Please rewrite the material below, replacing every "x-tick-label" with "x-axis-label" and leaving everything else unchanged.

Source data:
[START]

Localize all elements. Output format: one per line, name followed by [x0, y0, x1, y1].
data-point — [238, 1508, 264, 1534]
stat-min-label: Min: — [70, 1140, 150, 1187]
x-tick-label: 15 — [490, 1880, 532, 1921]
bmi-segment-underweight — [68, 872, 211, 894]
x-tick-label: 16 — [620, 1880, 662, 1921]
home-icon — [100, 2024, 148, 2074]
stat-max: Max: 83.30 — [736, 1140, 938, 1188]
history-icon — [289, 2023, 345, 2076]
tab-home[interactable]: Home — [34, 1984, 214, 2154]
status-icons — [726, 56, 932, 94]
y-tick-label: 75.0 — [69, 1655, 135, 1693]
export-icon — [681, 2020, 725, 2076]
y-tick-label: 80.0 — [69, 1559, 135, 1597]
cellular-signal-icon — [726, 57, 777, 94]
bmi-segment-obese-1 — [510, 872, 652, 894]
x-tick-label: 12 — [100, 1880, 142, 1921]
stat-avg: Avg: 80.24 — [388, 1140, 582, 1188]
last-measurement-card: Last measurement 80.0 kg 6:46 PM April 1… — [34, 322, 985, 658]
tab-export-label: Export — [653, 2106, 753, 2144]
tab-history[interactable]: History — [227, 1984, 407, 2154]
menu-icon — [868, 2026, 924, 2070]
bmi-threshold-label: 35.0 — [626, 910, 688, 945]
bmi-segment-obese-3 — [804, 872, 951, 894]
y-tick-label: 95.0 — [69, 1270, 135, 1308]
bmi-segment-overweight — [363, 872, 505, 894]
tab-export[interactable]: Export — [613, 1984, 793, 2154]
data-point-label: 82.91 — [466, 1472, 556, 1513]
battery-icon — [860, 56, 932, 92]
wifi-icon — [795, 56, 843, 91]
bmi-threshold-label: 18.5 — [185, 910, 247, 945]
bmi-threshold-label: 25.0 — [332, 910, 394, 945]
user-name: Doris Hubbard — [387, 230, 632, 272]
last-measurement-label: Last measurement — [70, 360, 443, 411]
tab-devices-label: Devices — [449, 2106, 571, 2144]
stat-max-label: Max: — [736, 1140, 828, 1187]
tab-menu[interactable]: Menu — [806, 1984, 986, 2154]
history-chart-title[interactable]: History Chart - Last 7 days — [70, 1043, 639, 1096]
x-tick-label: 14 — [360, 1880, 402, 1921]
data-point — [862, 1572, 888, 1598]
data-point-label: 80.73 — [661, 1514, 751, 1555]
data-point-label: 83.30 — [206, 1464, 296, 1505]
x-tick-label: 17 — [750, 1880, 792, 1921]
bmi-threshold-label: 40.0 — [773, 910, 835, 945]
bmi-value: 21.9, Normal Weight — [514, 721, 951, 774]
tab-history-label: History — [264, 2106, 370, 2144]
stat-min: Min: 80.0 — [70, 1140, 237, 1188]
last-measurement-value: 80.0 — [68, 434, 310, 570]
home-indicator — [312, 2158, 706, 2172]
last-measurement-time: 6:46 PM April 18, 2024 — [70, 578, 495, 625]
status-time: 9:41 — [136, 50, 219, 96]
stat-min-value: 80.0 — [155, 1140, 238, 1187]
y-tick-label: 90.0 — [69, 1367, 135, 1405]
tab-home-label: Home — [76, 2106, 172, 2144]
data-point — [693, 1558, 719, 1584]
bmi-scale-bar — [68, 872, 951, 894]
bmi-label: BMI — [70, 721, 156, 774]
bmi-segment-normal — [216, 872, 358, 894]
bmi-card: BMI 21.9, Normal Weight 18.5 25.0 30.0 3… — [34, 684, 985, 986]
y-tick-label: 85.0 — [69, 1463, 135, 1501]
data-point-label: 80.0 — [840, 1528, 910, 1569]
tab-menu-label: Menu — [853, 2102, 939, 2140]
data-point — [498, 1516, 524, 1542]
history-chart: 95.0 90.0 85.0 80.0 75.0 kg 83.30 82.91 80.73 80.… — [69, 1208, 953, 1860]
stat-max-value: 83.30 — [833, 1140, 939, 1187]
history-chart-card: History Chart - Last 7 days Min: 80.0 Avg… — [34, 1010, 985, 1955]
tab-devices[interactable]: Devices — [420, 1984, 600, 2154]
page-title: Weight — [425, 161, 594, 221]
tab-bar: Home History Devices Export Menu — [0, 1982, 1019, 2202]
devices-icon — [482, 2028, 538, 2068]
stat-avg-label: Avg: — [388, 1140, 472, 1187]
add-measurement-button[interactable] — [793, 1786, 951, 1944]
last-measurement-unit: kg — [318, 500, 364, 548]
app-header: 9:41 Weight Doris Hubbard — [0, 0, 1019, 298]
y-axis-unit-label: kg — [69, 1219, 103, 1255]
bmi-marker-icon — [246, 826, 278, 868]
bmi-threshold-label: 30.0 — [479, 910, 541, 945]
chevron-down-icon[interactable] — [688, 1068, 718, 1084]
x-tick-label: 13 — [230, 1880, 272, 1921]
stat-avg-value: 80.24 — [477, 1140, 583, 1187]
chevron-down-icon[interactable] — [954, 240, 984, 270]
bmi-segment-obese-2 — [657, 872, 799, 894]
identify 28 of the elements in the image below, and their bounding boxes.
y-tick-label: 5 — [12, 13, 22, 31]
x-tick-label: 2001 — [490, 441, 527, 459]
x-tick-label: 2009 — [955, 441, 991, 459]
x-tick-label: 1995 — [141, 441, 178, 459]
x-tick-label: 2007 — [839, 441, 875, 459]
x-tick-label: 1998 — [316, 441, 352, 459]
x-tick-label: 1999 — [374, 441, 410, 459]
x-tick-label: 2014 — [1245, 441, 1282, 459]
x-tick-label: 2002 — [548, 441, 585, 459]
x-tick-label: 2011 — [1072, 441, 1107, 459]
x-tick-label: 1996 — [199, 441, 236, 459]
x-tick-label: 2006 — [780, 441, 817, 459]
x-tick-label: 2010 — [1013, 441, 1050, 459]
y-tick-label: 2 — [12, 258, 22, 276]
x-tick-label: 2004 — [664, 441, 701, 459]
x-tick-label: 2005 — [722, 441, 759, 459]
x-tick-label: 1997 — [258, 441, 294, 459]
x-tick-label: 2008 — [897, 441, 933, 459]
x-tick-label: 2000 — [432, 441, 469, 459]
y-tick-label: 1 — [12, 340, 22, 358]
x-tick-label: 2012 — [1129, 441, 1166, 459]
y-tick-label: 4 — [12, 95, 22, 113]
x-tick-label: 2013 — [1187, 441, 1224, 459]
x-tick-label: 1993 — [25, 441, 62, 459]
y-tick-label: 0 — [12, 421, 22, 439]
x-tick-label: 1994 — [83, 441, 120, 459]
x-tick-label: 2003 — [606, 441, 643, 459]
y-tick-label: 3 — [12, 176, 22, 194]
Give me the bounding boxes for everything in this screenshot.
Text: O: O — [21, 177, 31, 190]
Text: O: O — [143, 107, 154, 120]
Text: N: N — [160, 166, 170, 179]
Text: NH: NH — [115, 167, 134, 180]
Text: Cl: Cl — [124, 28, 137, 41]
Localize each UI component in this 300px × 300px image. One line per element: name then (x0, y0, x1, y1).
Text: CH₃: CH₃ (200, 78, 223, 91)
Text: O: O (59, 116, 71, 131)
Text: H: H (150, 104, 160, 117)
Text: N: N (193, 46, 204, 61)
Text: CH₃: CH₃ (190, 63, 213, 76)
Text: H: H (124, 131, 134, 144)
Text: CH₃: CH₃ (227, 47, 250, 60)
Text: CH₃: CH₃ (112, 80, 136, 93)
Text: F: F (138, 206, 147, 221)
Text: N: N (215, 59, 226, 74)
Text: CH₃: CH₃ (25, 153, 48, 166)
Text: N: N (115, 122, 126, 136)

[END]

▸ **EXERCISE ANSWER**:
Localize all elements. Output format: one per line, name followed by [x0, y0, x1, y1].
data-point — [238, 1508, 264, 1534]
stat-min-label: Min: — [70, 1140, 150, 1187]
x-axis-label: 15 — [490, 1880, 532, 1921]
bmi-segment-underweight — [68, 872, 211, 894]
x-axis-label: 16 — [620, 1880, 662, 1921]
home-icon — [100, 2024, 148, 2074]
stat-max: Max: 83.30 — [736, 1140, 938, 1188]
history-icon — [289, 2023, 345, 2076]
tab-home[interactable]: Home — [34, 1984, 214, 2154]
status-icons — [726, 56, 932, 94]
y-tick-label: 75.0 — [69, 1655, 135, 1693]
export-icon — [681, 2020, 725, 2076]
y-tick-label: 80.0 — [69, 1559, 135, 1597]
cellular-signal-icon — [726, 57, 777, 94]
bmi-segment-obese-1 — [510, 872, 652, 894]
x-axis-label: 12 — [100, 1880, 142, 1921]
stat-avg: Avg: 80.24 — [388, 1140, 582, 1188]
last-measurement-card: Last measurement 80.0 kg 6:46 PM April 1… — [34, 322, 985, 658]
tab-export-label: Export — [653, 2106, 753, 2144]
tab-history[interactable]: History — [227, 1984, 407, 2154]
menu-icon — [868, 2026, 924, 2070]
bmi-threshold-label: 35.0 — [626, 910, 688, 945]
bmi-segment-obese-3 — [804, 872, 951, 894]
y-tick-label: 95.0 — [69, 1270, 135, 1308]
bmi-segment-overweight — [363, 872, 505, 894]
tab-export[interactable]: Export — [613, 1984, 793, 2154]
data-point-label: 82.91 — [466, 1472, 556, 1513]
battery-icon — [860, 56, 932, 92]
wifi-icon — [795, 56, 843, 91]
bmi-threshold-label: 18.5 — [185, 910, 247, 945]
bmi-threshold-label: 25.0 — [332, 910, 394, 945]
user-name: Doris Hubbard — [387, 230, 632, 272]
last-measurement-label: Last measurement — [70, 360, 443, 411]
tab-devices-label: Devices — [449, 2106, 571, 2144]
stat-max-label: Max: — [736, 1140, 828, 1187]
tab-menu[interactable]: Menu — [806, 1984, 986, 2154]
history-chart-title[interactable]: History Chart - Last 7 days — [70, 1043, 639, 1096]
x-axis-label: 14 — [360, 1880, 402, 1921]
data-point — [862, 1572, 888, 1598]
data-point-label: 80.73 — [661, 1514, 751, 1555]
data-point-label: 83.30 — [206, 1464, 296, 1505]
x-axis-label: 17 — [750, 1880, 792, 1921]
bmi-threshold-label: 40.0 — [773, 910, 835, 945]
bmi-value: 21.9, Normal Weight — [514, 721, 951, 774]
tab-history-label: History — [264, 2106, 370, 2144]
stat-min: Min: 80.0 — [70, 1140, 237, 1188]
last-measurement-value: 80.0 — [68, 434, 310, 570]
home-indicator — [312, 2158, 706, 2172]
last-measurement-time: 6:46 PM April 18, 2024 — [70, 578, 495, 625]
status-time: 9:41 — [136, 50, 219, 96]
stat-min-value: 80.0 — [155, 1140, 238, 1187]
y-tick-label: 90.0 — [69, 1367, 135, 1405]
tab-home-label: Home — [76, 2106, 172, 2144]
data-point — [693, 1558, 719, 1584]
bmi-scale-bar — [68, 872, 951, 894]
bmi-label: BMI — [70, 721, 156, 774]
bmi-segment-normal — [216, 872, 358, 894]
bmi-card: BMI 21.9, Normal Weight 18.5 25.0 30.0 3… — [34, 684, 985, 986]
y-tick-label: 85.0 — [69, 1463, 135, 1501]
data-point-label: 80.0 — [840, 1528, 910, 1569]
tab-menu-label: Menu — [853, 2102, 939, 2140]
data-point — [498, 1516, 524, 1542]
history-chart: 95.0 90.0 85.0 80.0 75.0 kg 83.30 82.91 80.73 80.… — [69, 1208, 953, 1860]
stat-max-value: 83.30 — [833, 1140, 939, 1187]
history-chart-card: History Chart - Last 7 days Min: 80.0 Avg… — [34, 1010, 985, 1955]
tab-devices[interactable]: Devices — [420, 1984, 600, 2154]
page-title: Weight — [425, 161, 594, 221]
tab-bar: Home History Devices Export Menu — [0, 1982, 1019, 2202]
devices-icon — [482, 2028, 538, 2068]
stat-avg-label: Avg: — [388, 1140, 472, 1187]
add-measurement-button[interactable] — [793, 1786, 951, 1944]
last-measurement-unit: kg — [318, 500, 364, 548]
app-header: 9:41 Weight Doris Hubbard — [0, 0, 1019, 298]
y-axis-unit-label: kg — [69, 1219, 103, 1255]
bmi-marker-icon — [246, 826, 278, 868]
bmi-threshold-label: 30.0 — [479, 910, 541, 945]
chevron-down-icon[interactable] — [688, 1068, 718, 1084]
x-axis-label: 13 — [230, 1880, 272, 1921]
stat-avg-value: 80.24 — [477, 1140, 583, 1187]
chevron-down-icon[interactable] — [954, 240, 984, 270]
bmi-segment-obese-2 — [657, 872, 799, 894]
identify 28 of the elements in the image below, and their bounding boxes.
y-tick-label: 5 — [12, 13, 22, 31]
x-axis-label: 2001 — [490, 441, 527, 459]
x-axis-label: 2009 — [955, 441, 991, 459]
x-axis-label: 1995 — [141, 441, 178, 459]
x-axis-label: 2007 — [839, 441, 875, 459]
x-axis-label: 1998 — [316, 441, 352, 459]
x-axis-label: 1999 — [374, 441, 410, 459]
x-axis-label: 2014 — [1245, 441, 1282, 459]
x-axis-label: 2002 — [548, 441, 585, 459]
x-axis-label: 2011 — [1072, 441, 1107, 459]
x-axis-label: 1996 — [199, 441, 236, 459]
x-axis-label: 2006 — [780, 441, 817, 459]
x-axis-label: 2010 — [1013, 441, 1050, 459]
y-tick-label: 2 — [12, 258, 22, 276]
x-axis-label: 2004 — [664, 441, 701, 459]
x-axis-label: 2005 — [722, 441, 759, 459]
x-axis-label: 1997 — [258, 441, 294, 459]
x-axis-label: 2008 — [897, 441, 933, 459]
x-axis-label: 2000 — [432, 441, 469, 459]
y-tick-label: 1 — [12, 340, 22, 358]
x-axis-label: 2012 — [1129, 441, 1166, 459]
y-tick-label: 4 — [12, 95, 22, 113]
x-axis-label: 2013 — [1187, 441, 1224, 459]
x-axis-label: 1993 — [25, 441, 62, 459]
y-tick-label: 0 — [12, 421, 22, 439]
x-axis-label: 1994 — [83, 441, 120, 459]
x-axis-label: 2003 — [606, 441, 643, 459]
y-tick-label: 3 — [12, 176, 22, 194]
Give me the bounding boxes for everything in this screenshot.
Text: O: O — [21, 177, 31, 190]
Text: O: O — [143, 107, 154, 120]
Text: N: N — [160, 166, 170, 179]
Text: NH: NH — [115, 167, 134, 180]
Text: Cl: Cl — [124, 28, 137, 41]
Localize each UI component in this 300px × 300px image. One line per element: name then (x0, y0, x1, y1).
Text: CH₃: CH₃ (200, 78, 223, 91)
Text: O: O (59, 116, 71, 131)
Text: H: H (150, 104, 160, 117)
Text: N: N (193, 46, 204, 61)
Text: CH₃: CH₃ (190, 63, 213, 76)
Text: H: H (124, 131, 134, 144)
Text: CH₃: CH₃ (227, 47, 250, 60)
Text: CH₃: CH₃ (112, 80, 136, 93)
Text: F: F (138, 206, 147, 221)
Text: N: N (215, 59, 226, 74)
Text: CH₃: CH₃ (25, 153, 48, 166)
Text: N: N (115, 122, 126, 136)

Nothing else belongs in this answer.